- Problem to work on -
Write the data below out exactly as it stands. Do not include the pictures.

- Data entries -
[BEGIN]
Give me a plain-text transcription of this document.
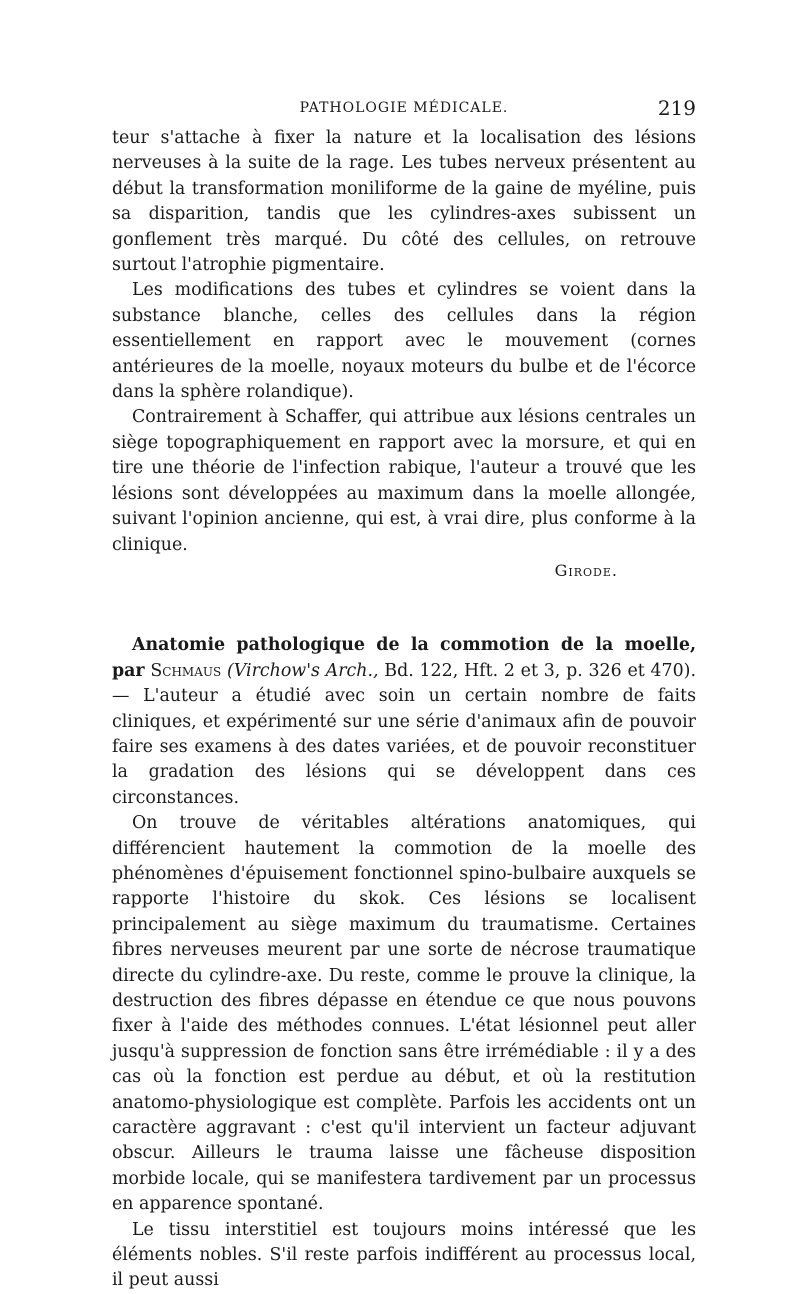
PATHOLOGIE MÉDICALE.	219

teur s'attache à fixer la nature et la localisation des lésions nerveuses à la suite de la rage. Les tubes nerveux présentent au début la transformation moniliforme de la gaine de myéline, puis sa disparition, tandis que les cylindres-axes subissent un gonflement très marqué. Du côté des cellules, on retrouve surtout l'atrophie pigmentaire.

Les modifications des tubes et cylindres se voient dans la substance blanche, celles des cellules dans la région essentiellement en rapport avec le mouvement (cornes antérieures de la moelle, noyaux moteurs du bulbe et de l'écorce dans la sphère rolandique).

Contrairement à Schaffer, qui attribue aux lésions centrales un siège topographiquement en rapport avec la morsure, et qui en tire une théorie de l'infection rabique, l'auteur a trouvé que les lésions sont développées au maximum dans la moelle allongée, suivant l'opinion ancienne, qui est, à vrai dire, plus conforme à la clinique.

Girode.

Anatomie pathologique de la commotion de la moelle, par Schmaus (Virchow's Arch., Bd. 122, Hft. 2 et 3, p. 326 et 470). — L'auteur a étudié avec soin un certain nombre de faits cliniques, et expérimenté sur une série d'animaux afin de pouvoir faire ses examens à des dates variées, et de pouvoir reconstituer la gradation des lésions qui se développent dans ces circonstances.

On trouve de véritables altérations anatomiques, qui différencient hautement la commotion de la moelle des phénomènes d'épuisement fonctionnel spino-bulbaire auxquels se rapporte l'histoire du skok. Ces lésions se localisent principalement au siège maximum du traumatisme. Certaines fibres nerveuses meurent par une sorte de nécrose traumatique directe du cylindre-axe. Du reste, comme le prouve la clinique, la destruction des fibres dépasse en étendue ce que nous pouvons fixer à l'aide des méthodes connues. L'état lésionnel peut aller jusqu'à suppression de fonction sans être irrémédiable : il y a des cas où la fonction est perdue au début, et où la restitution anatomo-physiologique est complète. Parfois les accidents ont un caractère aggravant : c'est qu'il intervient un facteur adjuvant obscur. Ailleurs le trauma laisse une fâcheuse disposition morbide locale, qui se manifestera tardivement par un processus en apparence spontané.

Le tissu interstitiel est toujours moins intéressé que les éléments nobles. S'il reste parfois indifférent au processus local, il peut aussi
[END]
- Exercise answer -
Give me a plain-text transcription of this document.
PATHOLOGIE MÉDICALE.	219

teur s'attache à fixer la nature et la localisation des lésions nerveuses à la suite de la rage. Les tubes nerveux présentent au début la transformation moniliforme de la gaine de myéline, puis sa disparition, tandis que les cylindres-axes subissent un gonflement très marqué. Du côté des cellules, on retrouve surtout l'atrophie pigmentaire.

Les modifications des tubes et cylindres se voient dans la substance blanche, celles des cellules dans la région essentiellement en rapport avec le mouvement (cornes antérieures de la moelle, noyaux moteurs du bulbe et de l'écorce dans la sphère rolandique).

Contrairement à Schaffer, qui attribue aux lésions centrales un siège topographiquement en rapport avec la morsure, et qui en tire une théorie de l'infection rabique, l'auteur a trouvé que les lésions sont développées au maximum dans la moelle allongée, suivant l'opinion ancienne, qui est, à vrai dire, plus conforme à la clinique.

Girode.

Anatomie pathologique de la commotion de la moelle, par Schmaus (Virchow's Arch., Bd. 122, Hft. 2 et 3, p. 326 et 470). — L'auteur a étudié avec soin un certain nombre de faits cliniques, et expérimenté sur une série d'animaux afin de pouvoir faire ses examens à des dates variées, et de pouvoir reconstituer la gradation des lésions qui se développent dans ces circonstances.

On trouve de véritables altérations anatomiques, qui différencient hautement la commotion de la moelle des phénomènes d'épuisement fonctionnel spino-bulbaire auxquels se rapporte l'histoire du skok. Ces lésions se localisent principalement au siège maximum du traumatisme. Certaines fibres nerveuses meurent par une sorte de nécrose traumatique directe du cylindre-axe. Du reste, comme le prouve la clinique, la destruction des fibres dépasse en étendue ce que nous pouvons fixer à l'aide des méthodes connues. L'état lésionnel peut aller jusqu'à suppression de fonction sans être irrémédiable : il y a des cas où la fonction est perdue au début, et où la restitution anatomo-physiologique est complète. Parfois les accidents ont un caractère aggravant : c'est qu'il intervient un facteur adjuvant obscur. Ailleurs le trauma laisse une fâcheuse disposition morbide locale, qui se manifestera tardivement par un processus en apparence spontané.

Le tissu interstitiel est toujours moins intéressé que les éléments nobles. S'il reste parfois indifférent au processus local, il peut aussi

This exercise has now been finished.